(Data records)
>>>

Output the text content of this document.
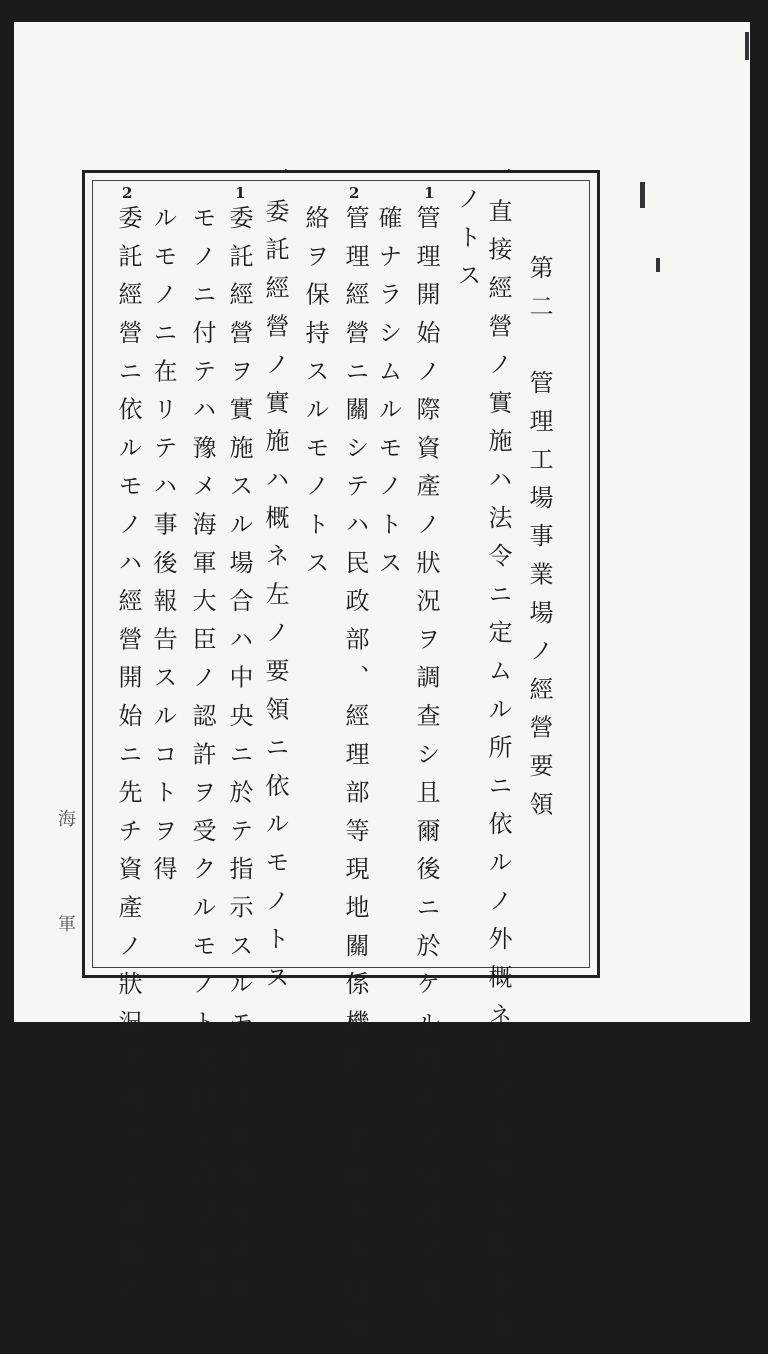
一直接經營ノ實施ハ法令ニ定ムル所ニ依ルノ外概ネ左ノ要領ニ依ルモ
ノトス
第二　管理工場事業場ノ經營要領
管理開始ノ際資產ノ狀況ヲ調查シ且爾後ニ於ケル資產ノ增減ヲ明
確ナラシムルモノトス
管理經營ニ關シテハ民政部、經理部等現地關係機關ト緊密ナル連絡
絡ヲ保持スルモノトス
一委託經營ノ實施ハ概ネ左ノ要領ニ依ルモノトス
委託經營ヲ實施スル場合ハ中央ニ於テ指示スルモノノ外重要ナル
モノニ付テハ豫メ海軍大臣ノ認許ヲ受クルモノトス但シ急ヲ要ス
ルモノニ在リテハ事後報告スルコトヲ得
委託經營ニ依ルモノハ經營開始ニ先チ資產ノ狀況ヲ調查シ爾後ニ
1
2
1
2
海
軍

<<<

The problem:
Give all the entries again exactly, dropping each picture.

Exercise result:
Output the text content of this document.
一直接經營ノ實施ハ法令ニ定ムル所ニ依ルノ外概ネ左ノ要領ニ依ルモ
ノトス
第二　管理工場事業場ノ經營要領
管理開始ノ際資產ノ狀況ヲ調查シ且爾後ニ於ケル資產ノ增減ヲ明
確ナラシムルモノトス
管理經營ニ關シテハ民政部、經理部等現地關係機關ト緊密ナル連絡
絡ヲ保持スルモノトス
一委託經營ノ實施ハ概ネ左ノ要領ニ依ルモノトス
委託經營ヲ實施スル場合ハ中央ニ於テ指示スルモノノ外重要ナル
モノニ付テハ豫メ海軍大臣ノ認許ヲ受クルモノトス但シ急ヲ要ス
ルモノニ在リテハ事後報告スルコトヲ得
委託經營ニ依ルモノハ經營開始ニ先チ資產ノ狀況ヲ調查シ爾後ニ
1
2
1
2
海
軍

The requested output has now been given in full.